---- Brano citato
Sentenza Sentenza Cassazione Civile n. 2424 del 29/01/2019

Cassazione civile sez. trib., 29/01/2019, (ud. 29/11/2018, dep. 29/01/2019), n.2424

LA CORTE SUPREMA DI CASSAZIONE

SEZIONE TRIBUTARIA

Composta dagli Ill.mi Sigg.ri Magistrati:

Dott. CIRILLO Ettore – Presidente –

Dott. CRUCITTI Roberta – rel. Consigliere –

Dott. CONDELLO Pasqualina Anna Piera – Consigliere –

Dott. ANDRONIO Alessandro – Consigliere –

Dott. VENEGONI Andrea – Consigliere –

ha pronunciato la seguente:

ORDINANZA

sul ricorso proposto da:

META S.R.L., in liquidazione, in persona del legale rappresentante

pro tempore, elettivamente domiciliata in Roma, via L.G. Faravelli

n. 22 presso la studio dell’Avv. Arturo Maresca che la rappresenta e

difende unitamente all’Avv. Filippo Valcanover per procura a margine

del ricorso.

– ricorrente-

contro

AGENZIA DELLE ENTRATE, in persona del Direttore pro tempore,

elettivamente domiciliata in Roma, via dei Portoghesi 12 presso gli

uffici dell’Avvocatura Generale dello Stato dalla quale è

rappresentata e difesa.
--------
Consegna - Restituisci per intero, parola per parola, il brano dell'ordinanza della Cassazione n. 2424 del 2019. L'elenco non ha alcun ruolo in questo compito.
---- Dati registrati
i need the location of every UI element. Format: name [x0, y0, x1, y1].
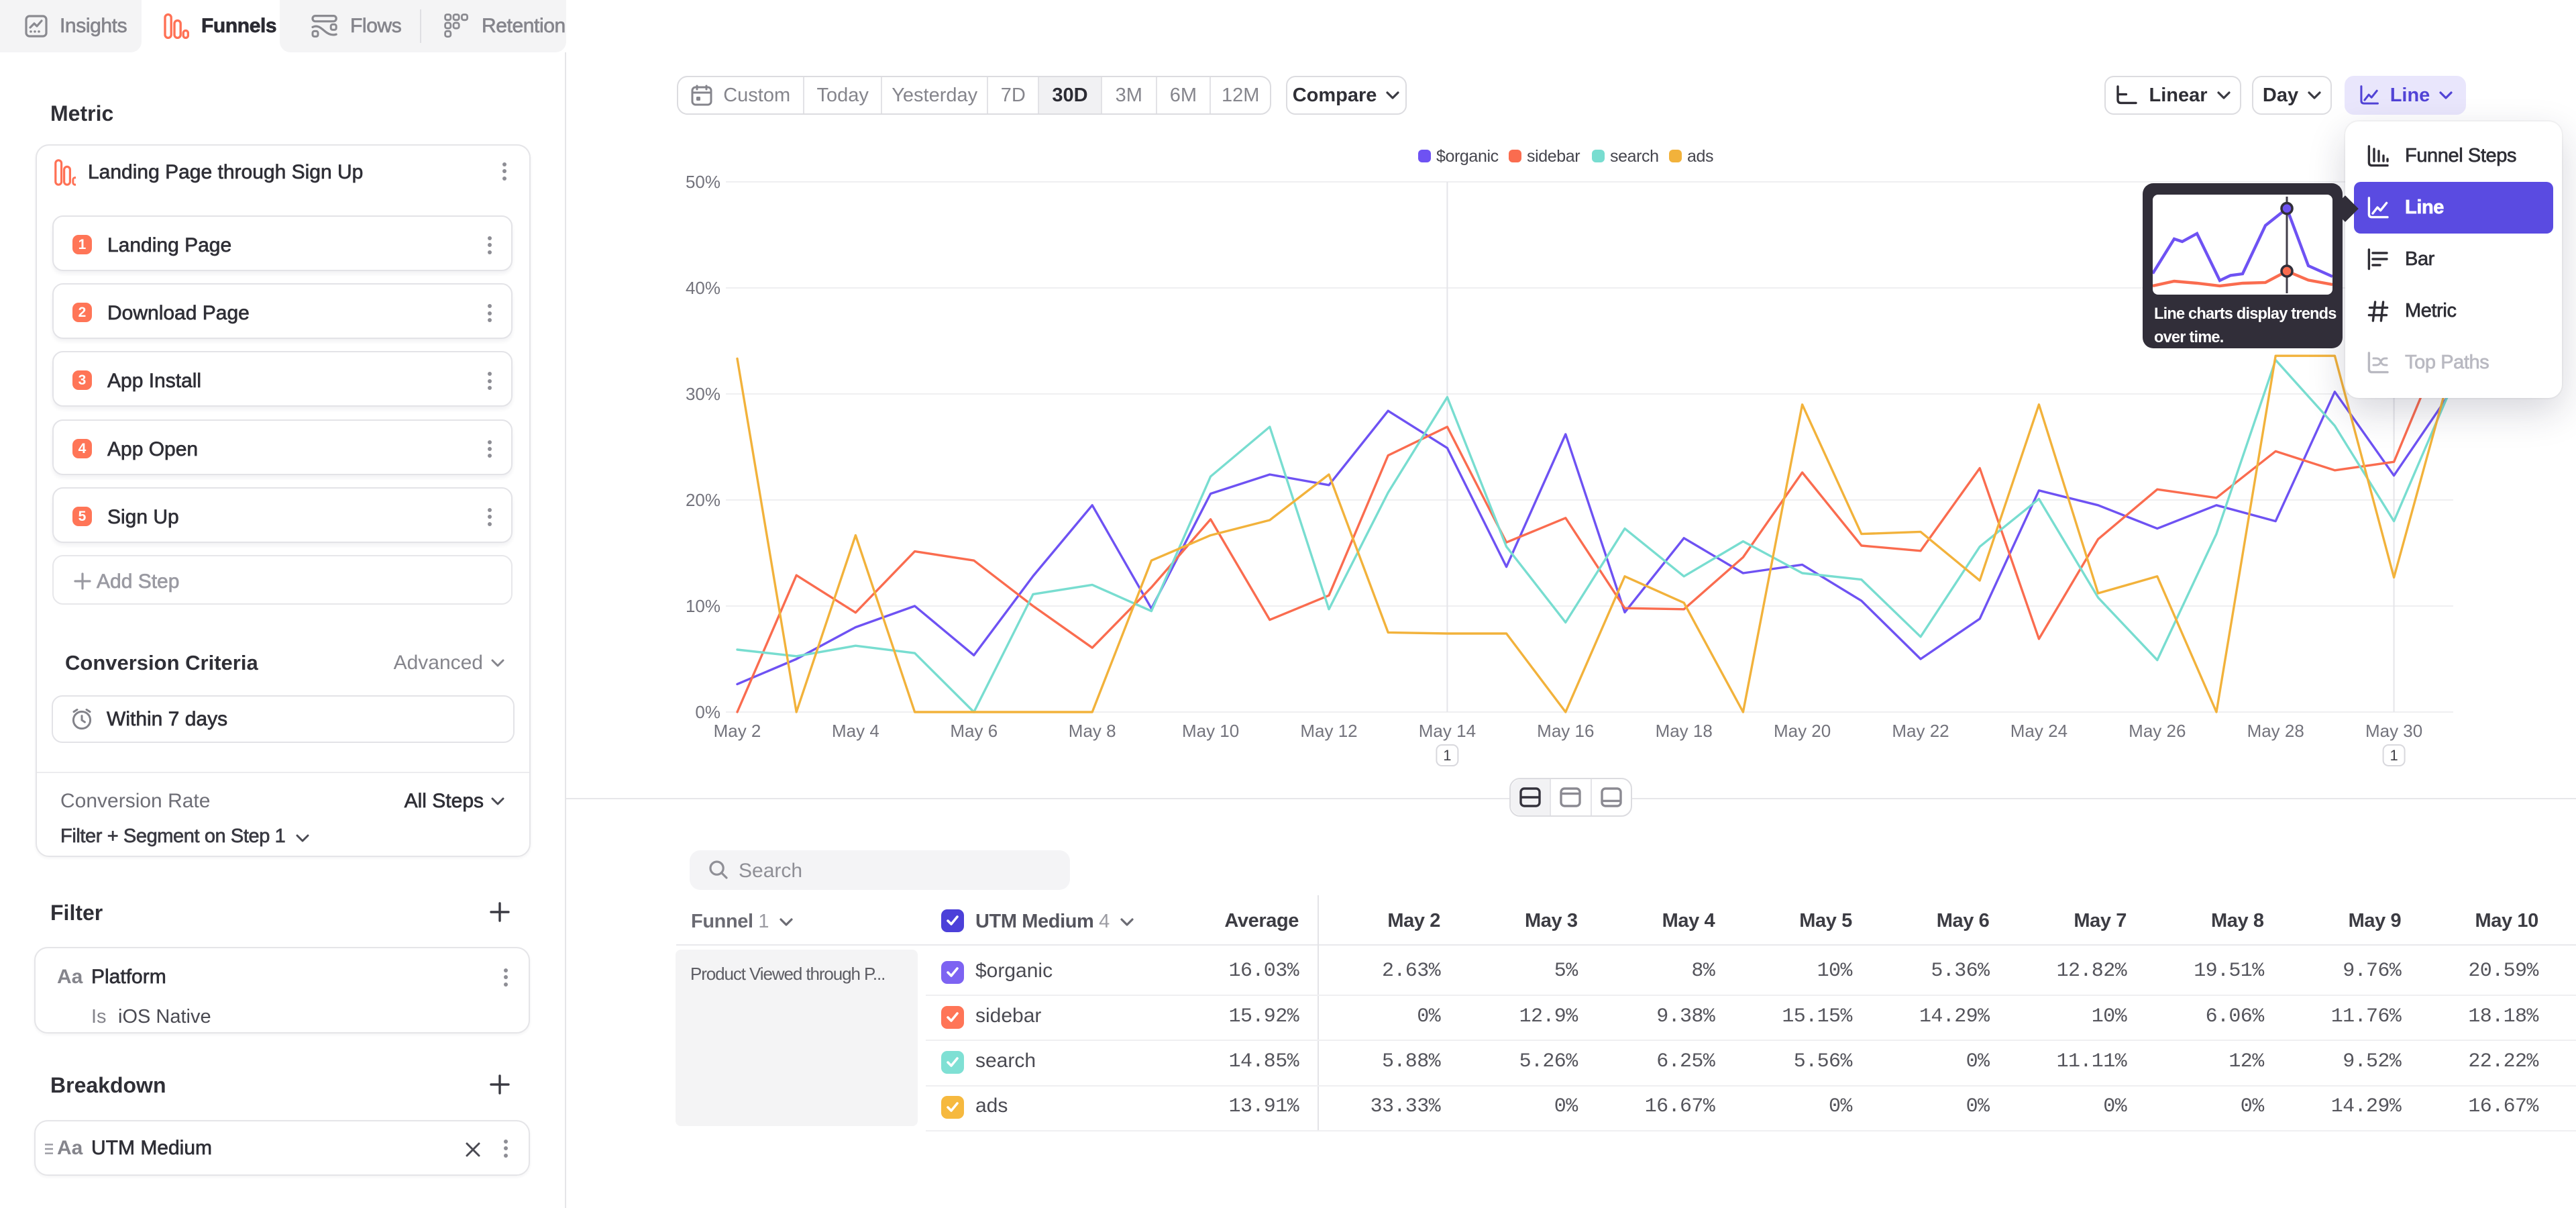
--------
Risposta -
Sentenza Sentenza Cassazione Civile n. 2424 del 29/01/2019

Cassazione civile sez. trib., 29/01/2019, (ud. 29/11/2018, dep. 29/01/2019), n.2424

LA CORTE SUPREMA DI CASSAZIONE

SEZIONE TRIBUTARIA

Composta dagli Ill.mi Sigg.ri Magistrati:

Dott. CIRILLO Ettore – Presidente –

Dott. CRUCITTI Roberta – rel. Consigliere –

Dott. CONDELLO Pasqualina Anna Piera – Consigliere –

Dott. ANDRONIO Alessandro – Consigliere –

Dott. VENEGONI Andrea – Consigliere –

ha pronunciato la seguente:

ORDINANZA

sul ricorso proposto da:

META S.R.L., in liquidazione, in persona del legale rappresentante

pro tempore, elettivamente domiciliata in Roma, via L.G. Faravelli

n. 22 presso la studio dell’Avv. Arturo Maresca che la rappresenta e

difende unitamente all’Avv. Filippo Valcanover per procura a margine

del ricorso.

– ricorrente-

contro

AGENZIA DELLE ENTRATE, in persona del Direttore pro tempore,

elettivamente domiciliata in Roma, via dei Portoghesi 12 presso gli

uffici dell’Avvocatura Generale dello Stato dalla quale è

rappresentata e difesa.